*Working data*:
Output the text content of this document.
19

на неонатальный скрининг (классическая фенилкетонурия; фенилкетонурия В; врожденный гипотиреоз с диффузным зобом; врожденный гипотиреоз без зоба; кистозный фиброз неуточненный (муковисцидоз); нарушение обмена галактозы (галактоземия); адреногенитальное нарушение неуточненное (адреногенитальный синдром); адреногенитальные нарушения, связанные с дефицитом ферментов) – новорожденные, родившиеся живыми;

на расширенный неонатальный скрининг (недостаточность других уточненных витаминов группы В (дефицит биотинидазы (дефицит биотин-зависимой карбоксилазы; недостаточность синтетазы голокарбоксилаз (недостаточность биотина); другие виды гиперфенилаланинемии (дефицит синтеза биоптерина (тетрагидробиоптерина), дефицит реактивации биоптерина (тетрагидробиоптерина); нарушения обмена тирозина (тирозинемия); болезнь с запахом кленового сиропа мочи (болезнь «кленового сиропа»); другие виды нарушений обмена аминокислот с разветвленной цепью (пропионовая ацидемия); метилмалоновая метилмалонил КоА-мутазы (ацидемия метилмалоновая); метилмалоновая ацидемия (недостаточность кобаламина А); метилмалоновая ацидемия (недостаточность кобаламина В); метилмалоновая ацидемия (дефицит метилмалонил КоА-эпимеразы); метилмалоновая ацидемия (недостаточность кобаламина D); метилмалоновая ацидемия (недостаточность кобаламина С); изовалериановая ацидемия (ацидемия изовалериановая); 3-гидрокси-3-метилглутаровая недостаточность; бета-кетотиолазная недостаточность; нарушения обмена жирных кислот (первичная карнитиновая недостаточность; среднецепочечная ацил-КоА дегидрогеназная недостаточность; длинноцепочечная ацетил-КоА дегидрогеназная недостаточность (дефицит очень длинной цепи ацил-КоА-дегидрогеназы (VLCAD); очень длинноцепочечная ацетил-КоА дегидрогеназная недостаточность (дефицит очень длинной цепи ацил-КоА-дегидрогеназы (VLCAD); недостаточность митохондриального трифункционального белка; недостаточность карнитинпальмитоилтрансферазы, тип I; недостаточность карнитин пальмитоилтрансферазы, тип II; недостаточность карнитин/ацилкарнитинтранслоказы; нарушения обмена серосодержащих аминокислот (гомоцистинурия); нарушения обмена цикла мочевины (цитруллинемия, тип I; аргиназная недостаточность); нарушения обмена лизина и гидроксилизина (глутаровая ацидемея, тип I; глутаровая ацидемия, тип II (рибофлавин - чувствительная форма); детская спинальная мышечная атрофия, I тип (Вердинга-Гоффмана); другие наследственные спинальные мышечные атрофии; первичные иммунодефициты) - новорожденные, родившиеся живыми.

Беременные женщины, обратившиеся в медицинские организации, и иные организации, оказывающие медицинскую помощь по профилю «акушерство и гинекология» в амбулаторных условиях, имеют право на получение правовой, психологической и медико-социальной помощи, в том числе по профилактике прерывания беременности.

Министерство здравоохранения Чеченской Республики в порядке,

*Stated problem*: Extract each line from the listing above, please, and repeat it exactly.

*Output of the task*:
Output the text content of this document.
19

на неонатальный скрининг (классическая фенилкетонурия; фенилкетонурия В; врожденный гипотиреоз с диффузным зобом; врожденный гипотиреоз без зоба; кистозный фиброз неуточненный (муковисцидоз); нарушение обмена галактозы (галактоземия); адреногенитальное нарушение неуточненное (адреногенитальный синдром); адреногенитальные нарушения, связанные с дефицитом ферментов) – новорожденные, родившиеся живыми;

на расширенный неонатальный скрининг (недостаточность других уточненных витаминов группы В (дефицит биотинидазы (дефицит биотин-зависимой карбоксилазы; недостаточность синтетазы голокарбоксилаз (недостаточность биотина); другие виды гиперфенилаланинемии (дефицит синтеза биоптерина (тетрагидробиоптерина), дефицит реактивации биоптерина (тетрагидробиоптерина); нарушения обмена тирозина (тирозинемия); болезнь с запахом кленового сиропа мочи (болезнь «кленового сиропа»); другие виды нарушений обмена аминокислот с разветвленной цепью (пропионовая ацидемия); метилмалоновая метилмалонил КоА-мутазы (ацидемия метилмалоновая); метилмалоновая ацидемия (недостаточность кобаламина А); метилмалоновая ацидемия (недостаточность кобаламина В); метилмалоновая ацидемия (дефицит метилмалонил КоА-эпимеразы); метилмалоновая ацидемия (недостаточность кобаламина D); метилмалоновая ацидемия (недостаточность кобаламина С); изовалериановая ацидемия (ацидемия изовалериановая); 3-гидрокси-3-метилглутаровая недостаточность; бета-кетотиолазная недостаточность; нарушения обмена жирных кислот (первичная карнитиновая недостаточность; среднецепочечная ацил-КоА дегидрогеназная недостаточность; длинноцепочечная ацетил-КоА дегидрогеназная недостаточность (дефицит очень длинной цепи ацил-КоА-дегидрогеназы (VLCAD); очень длинноцепочечная ацетил-КоА дегидрогеназная недостаточность (дефицит очень длинной цепи ацил-КоА-дегидрогеназы (VLCAD); недостаточность митохондриального трифункционального белка; недостаточность карнитинпальмитоилтрансферазы, тип I; недостаточность карнитин пальмитоилтрансферазы, тип II; недостаточность карнитин/ацилкарнитинтранслоказы; нарушения обмена серосодержащих аминокислот (гомоцистинурия); нарушения обмена цикла мочевины (цитруллинемия, тип I; аргиназная недостаточность); нарушения обмена лизина и гидроксилизина (глутаровая ацидемея, тип I; глутаровая ацидемия, тип II (рибофлавин - чувствительная форма); детская спинальная мышечная атрофия, I тип (Вердинга-Гоффмана); другие наследственные спинальные мышечные атрофии; первичные иммунодефициты) - новорожденные, родившиеся живыми.

Беременные женщины, обратившиеся в медицинские организации, и иные организации, оказывающие медицинскую помощь по профилю «акушерство и гинекология» в амбулаторных условиях, имеют право на получение правовой, психологической и медико-социальной помощи, в том числе по профилактике прерывания беременности.

Министерство здравоохранения Чеченской Республики в порядке,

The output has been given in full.